Stored data entries
[START]

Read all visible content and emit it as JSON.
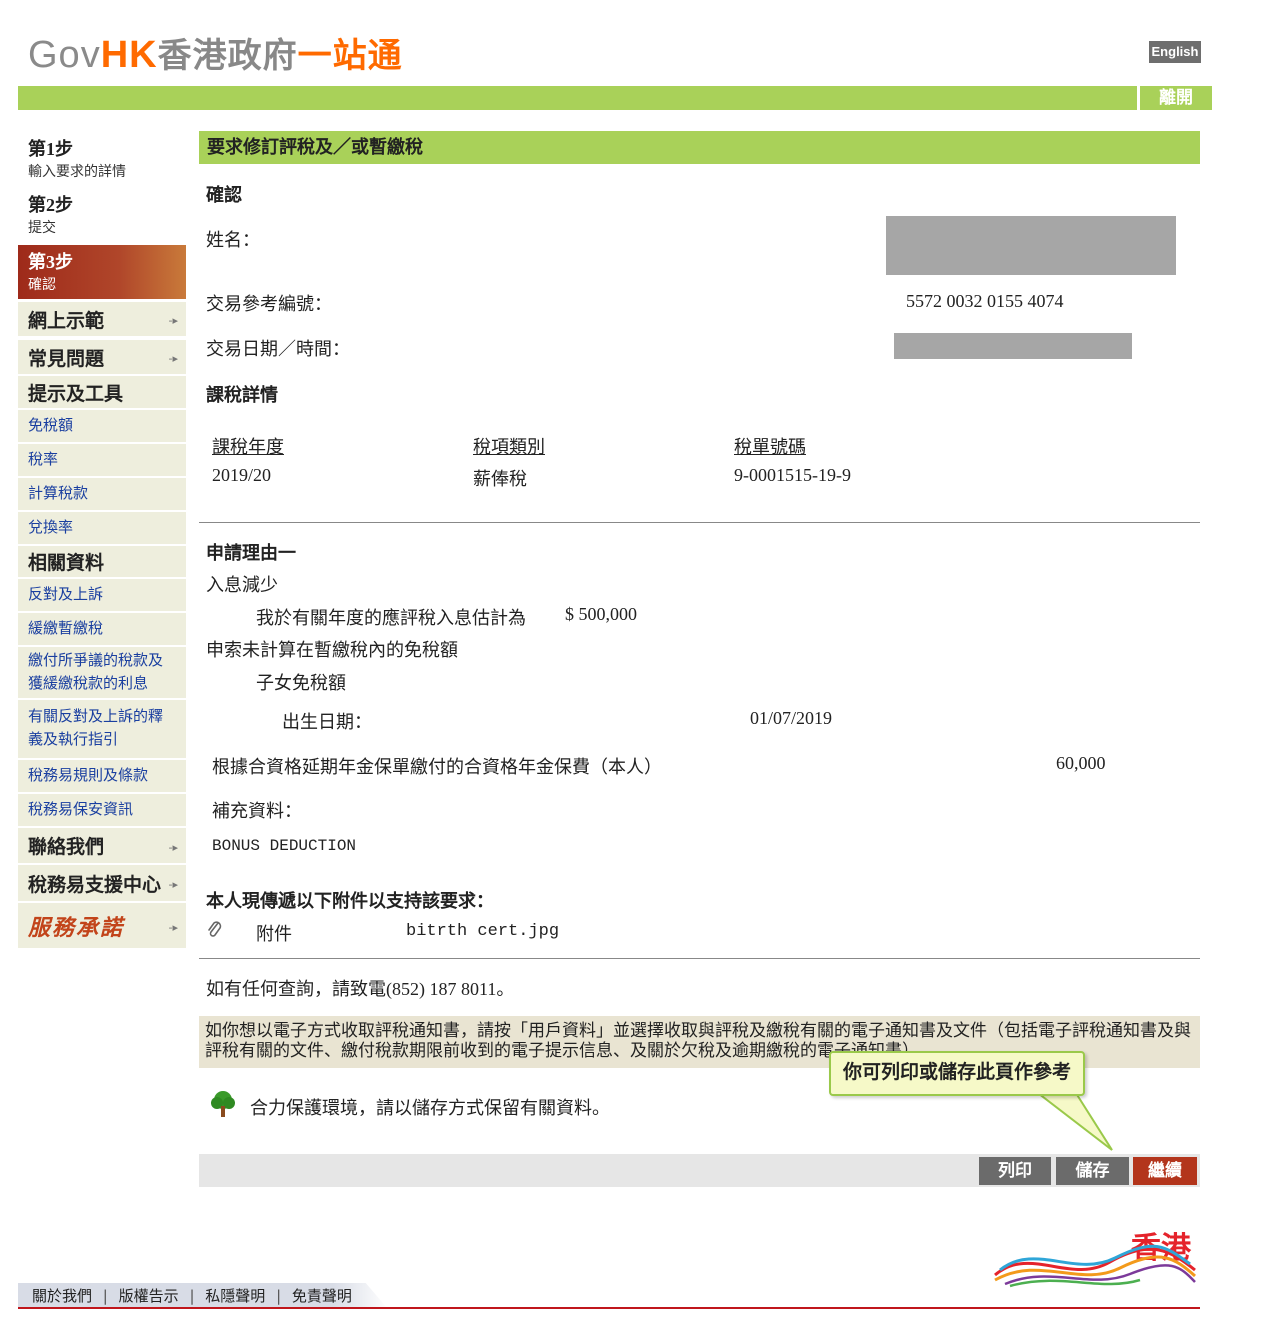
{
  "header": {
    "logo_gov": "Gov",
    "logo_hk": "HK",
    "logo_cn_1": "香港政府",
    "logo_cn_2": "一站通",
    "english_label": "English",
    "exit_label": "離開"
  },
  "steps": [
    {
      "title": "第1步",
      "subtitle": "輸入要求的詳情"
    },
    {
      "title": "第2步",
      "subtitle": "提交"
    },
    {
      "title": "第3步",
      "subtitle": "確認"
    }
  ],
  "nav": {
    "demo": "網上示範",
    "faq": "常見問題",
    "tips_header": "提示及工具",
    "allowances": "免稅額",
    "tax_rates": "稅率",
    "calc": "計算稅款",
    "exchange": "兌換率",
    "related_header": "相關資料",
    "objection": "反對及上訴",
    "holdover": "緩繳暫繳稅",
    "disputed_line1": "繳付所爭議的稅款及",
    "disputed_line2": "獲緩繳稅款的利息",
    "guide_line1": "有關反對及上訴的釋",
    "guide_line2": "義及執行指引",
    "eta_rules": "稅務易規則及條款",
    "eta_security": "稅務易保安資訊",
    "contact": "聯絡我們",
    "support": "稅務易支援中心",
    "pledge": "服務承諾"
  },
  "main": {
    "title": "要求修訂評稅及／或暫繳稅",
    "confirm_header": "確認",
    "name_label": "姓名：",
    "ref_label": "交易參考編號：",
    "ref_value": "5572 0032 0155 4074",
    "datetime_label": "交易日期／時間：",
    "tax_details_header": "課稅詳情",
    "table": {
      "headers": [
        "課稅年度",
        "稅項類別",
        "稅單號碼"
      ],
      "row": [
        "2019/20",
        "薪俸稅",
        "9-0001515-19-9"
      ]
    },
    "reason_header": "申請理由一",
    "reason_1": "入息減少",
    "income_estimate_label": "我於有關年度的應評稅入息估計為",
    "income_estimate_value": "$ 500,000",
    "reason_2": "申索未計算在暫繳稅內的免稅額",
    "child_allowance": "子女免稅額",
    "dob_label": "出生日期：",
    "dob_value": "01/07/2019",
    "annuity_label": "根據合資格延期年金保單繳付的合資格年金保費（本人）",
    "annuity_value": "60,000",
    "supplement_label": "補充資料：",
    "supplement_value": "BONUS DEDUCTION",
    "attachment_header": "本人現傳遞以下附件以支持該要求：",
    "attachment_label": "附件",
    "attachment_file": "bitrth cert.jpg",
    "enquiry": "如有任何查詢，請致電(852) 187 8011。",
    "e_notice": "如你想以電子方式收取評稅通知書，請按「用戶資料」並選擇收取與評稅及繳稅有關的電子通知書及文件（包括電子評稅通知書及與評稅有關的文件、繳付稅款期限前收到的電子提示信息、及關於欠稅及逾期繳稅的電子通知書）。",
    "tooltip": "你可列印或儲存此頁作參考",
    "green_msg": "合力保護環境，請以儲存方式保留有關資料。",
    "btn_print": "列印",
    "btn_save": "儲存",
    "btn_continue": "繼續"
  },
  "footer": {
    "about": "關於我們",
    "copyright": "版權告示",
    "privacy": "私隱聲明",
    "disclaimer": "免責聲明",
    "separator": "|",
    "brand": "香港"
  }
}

[END]

Check each line of the data above for the word "subtitle", then state how many lines have it. Give the number alone.

3